**** TASK DATA

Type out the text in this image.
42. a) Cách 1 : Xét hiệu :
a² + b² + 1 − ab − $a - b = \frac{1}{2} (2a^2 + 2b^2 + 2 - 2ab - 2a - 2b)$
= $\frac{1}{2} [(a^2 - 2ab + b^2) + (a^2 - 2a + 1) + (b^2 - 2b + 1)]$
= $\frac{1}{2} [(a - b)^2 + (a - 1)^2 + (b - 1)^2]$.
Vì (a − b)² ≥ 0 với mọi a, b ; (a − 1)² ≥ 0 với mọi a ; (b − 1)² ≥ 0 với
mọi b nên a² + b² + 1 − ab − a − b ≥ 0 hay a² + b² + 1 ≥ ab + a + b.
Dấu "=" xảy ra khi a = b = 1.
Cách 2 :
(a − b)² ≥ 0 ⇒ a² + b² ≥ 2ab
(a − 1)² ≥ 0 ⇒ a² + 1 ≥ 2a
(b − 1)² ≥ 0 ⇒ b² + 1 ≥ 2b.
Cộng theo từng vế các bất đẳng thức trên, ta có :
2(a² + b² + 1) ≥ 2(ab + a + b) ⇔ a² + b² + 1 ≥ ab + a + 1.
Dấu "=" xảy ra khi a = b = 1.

********

*TASK PROMPT*
Take the entries above and transcribe them exactly.

*WORKED ANSWER*
Type out the text in this image.
42. a) Cách 1 : Xét hiệu :
a² + b² + 1 − ab − $a - b = \frac{1}{2} (2a^2 + 2b^2 + 2 - 2ab - 2a - 2b)$
= $\frac{1}{2} [(a^2 - 2ab + b^2) + (a^2 - 2a + 1) + (b^2 - 2b + 1)]$
= $\frac{1}{2} [(a - b)^2 + (a - 1)^2 + (b - 1)^2]$.
Vì (a − b)² ≥ 0 với mọi a, b ; (a − 1)² ≥ 0 với mọi a ; (b − 1)² ≥ 0 với
mọi b nên a² + b² + 1 − ab − a − b ≥ 0 hay a² + b² + 1 ≥ ab + a + b.
Dấu "=" xảy ra khi a = b = 1.
Cách 2 :
(a − b)² ≥ 0 ⇒ a² + b² ≥ 2ab
(a − 1)² ≥ 0 ⇒ a² + 1 ≥ 2a
(b − 1)² ≥ 0 ⇒ b² + 1 ≥ 2b.
Cộng theo từng vế các bất đẳng thức trên, ta có :
2(a² + b² + 1) ≥ 2(ab + a + b) ⇔ a² + b² + 1 ≥ ab + a + 1.
Dấu "=" xảy ra khi a = b = 1.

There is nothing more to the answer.